Extracted data entries
_____

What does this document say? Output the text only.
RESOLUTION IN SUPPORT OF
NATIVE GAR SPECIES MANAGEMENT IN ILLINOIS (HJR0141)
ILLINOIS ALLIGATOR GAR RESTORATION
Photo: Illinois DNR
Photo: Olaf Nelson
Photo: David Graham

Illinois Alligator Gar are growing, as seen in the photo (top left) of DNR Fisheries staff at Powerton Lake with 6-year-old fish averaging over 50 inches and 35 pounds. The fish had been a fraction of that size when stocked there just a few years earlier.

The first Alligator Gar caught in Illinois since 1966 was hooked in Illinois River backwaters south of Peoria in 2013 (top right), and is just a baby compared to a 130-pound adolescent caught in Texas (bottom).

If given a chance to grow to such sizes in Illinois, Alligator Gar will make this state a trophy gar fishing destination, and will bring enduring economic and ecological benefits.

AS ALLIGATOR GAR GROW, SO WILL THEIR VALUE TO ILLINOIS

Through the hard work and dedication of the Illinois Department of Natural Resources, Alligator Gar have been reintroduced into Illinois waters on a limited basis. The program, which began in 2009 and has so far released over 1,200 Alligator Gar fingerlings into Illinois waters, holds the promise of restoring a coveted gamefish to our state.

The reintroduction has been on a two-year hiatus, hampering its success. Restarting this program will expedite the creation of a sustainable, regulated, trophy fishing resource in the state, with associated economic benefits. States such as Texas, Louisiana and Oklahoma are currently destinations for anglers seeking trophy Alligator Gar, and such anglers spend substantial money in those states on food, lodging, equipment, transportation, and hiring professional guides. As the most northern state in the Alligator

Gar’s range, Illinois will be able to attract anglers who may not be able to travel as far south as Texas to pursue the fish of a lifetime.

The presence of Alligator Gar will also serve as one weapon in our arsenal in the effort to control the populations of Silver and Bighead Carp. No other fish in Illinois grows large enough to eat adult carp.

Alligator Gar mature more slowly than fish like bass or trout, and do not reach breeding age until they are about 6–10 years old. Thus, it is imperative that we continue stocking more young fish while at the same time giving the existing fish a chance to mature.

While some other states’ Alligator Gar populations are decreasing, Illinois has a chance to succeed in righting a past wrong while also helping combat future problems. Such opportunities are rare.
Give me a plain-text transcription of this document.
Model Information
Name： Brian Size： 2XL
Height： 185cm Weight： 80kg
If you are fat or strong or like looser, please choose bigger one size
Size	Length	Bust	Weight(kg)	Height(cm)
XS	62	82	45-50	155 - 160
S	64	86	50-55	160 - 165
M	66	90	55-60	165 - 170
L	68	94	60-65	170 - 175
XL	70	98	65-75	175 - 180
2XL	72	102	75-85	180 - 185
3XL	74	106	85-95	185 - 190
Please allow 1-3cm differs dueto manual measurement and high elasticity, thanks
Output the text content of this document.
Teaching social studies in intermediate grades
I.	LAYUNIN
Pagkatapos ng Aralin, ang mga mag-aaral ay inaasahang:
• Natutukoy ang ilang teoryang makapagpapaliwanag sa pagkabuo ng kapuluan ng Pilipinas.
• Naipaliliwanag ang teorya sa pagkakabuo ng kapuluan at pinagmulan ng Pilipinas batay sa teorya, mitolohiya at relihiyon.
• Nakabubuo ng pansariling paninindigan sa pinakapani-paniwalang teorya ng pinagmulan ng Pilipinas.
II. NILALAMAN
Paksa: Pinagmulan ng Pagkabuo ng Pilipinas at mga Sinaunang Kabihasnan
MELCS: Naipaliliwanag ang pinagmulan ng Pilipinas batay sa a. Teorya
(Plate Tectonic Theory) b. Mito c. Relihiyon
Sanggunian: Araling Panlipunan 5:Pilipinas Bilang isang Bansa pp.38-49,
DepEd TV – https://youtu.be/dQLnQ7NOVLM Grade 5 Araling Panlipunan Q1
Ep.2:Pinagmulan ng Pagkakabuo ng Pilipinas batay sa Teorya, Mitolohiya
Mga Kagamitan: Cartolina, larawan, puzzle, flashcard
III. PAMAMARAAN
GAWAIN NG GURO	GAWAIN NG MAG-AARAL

_____

• What you have to do: Determine how many lines in the listing above hold the word "that", answering with the number only.

• Answer to this task: 2